Figure data in JSON:
┌──
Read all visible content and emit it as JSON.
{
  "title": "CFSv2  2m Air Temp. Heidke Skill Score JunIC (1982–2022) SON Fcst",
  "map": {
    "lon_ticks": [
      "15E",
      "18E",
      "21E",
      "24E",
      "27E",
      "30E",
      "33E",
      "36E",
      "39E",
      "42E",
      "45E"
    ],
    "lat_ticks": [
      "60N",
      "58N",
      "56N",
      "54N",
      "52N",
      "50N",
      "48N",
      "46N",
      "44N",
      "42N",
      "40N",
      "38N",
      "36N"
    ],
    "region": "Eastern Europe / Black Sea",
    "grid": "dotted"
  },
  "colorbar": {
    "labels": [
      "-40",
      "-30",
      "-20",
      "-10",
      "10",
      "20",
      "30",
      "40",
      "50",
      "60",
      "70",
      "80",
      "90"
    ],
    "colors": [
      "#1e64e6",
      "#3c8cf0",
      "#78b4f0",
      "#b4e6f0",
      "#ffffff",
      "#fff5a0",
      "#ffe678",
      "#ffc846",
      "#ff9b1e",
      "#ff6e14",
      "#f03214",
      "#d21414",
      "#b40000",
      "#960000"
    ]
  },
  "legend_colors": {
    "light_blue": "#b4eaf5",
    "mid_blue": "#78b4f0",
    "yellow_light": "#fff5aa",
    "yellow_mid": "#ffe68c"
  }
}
└──
### Problem statement
Print every record exactly as it was given.

### Full response
Read all visible content and emit it as JSON.
{
  "title": "CFSv2  2m Air Temp. Heidke Skill Score JunIC (1982–2022) SON Fcst",
  "map": {
    "lon_ticks": [
      "15E",
      "18E",
      "21E",
      "24E",
      "27E",
      "30E",
      "33E",
      "36E",
      "39E",
      "42E",
      "45E"
    ],
    "lat_ticks": [
      "60N",
      "58N",
      "56N",
      "54N",
      "52N",
      "50N",
      "48N",
      "46N",
      "44N",
      "42N",
      "40N",
      "38N",
      "36N"
    ],
    "region": "Eastern Europe / Black Sea",
    "grid": "dotted"
  },
  "colorbar": {
    "labels": [
      "-40",
      "-30",
      "-20",
      "-10",
      "10",
      "20",
      "30",
      "40",
      "50",
      "60",
      "70",
      "80",
      "90"
    ],
    "colors": [
      "#1e64e6",
      "#3c8cf0",
      "#78b4f0",
      "#b4e6f0",
      "#ffffff",
      "#fff5a0",
      "#ffe678",
      "#ffc846",
      "#ff9b1e",
      "#ff6e14",
      "#f03214",
      "#d21414",
      "#b40000",
      "#960000"
    ]
  },
  "legend_colors": {
    "light_blue": "#b4eaf5",
    "mid_blue": "#78b4f0",
    "yellow_light": "#fff5aa",
    "yellow_mid": "#ffe68c"
  }
}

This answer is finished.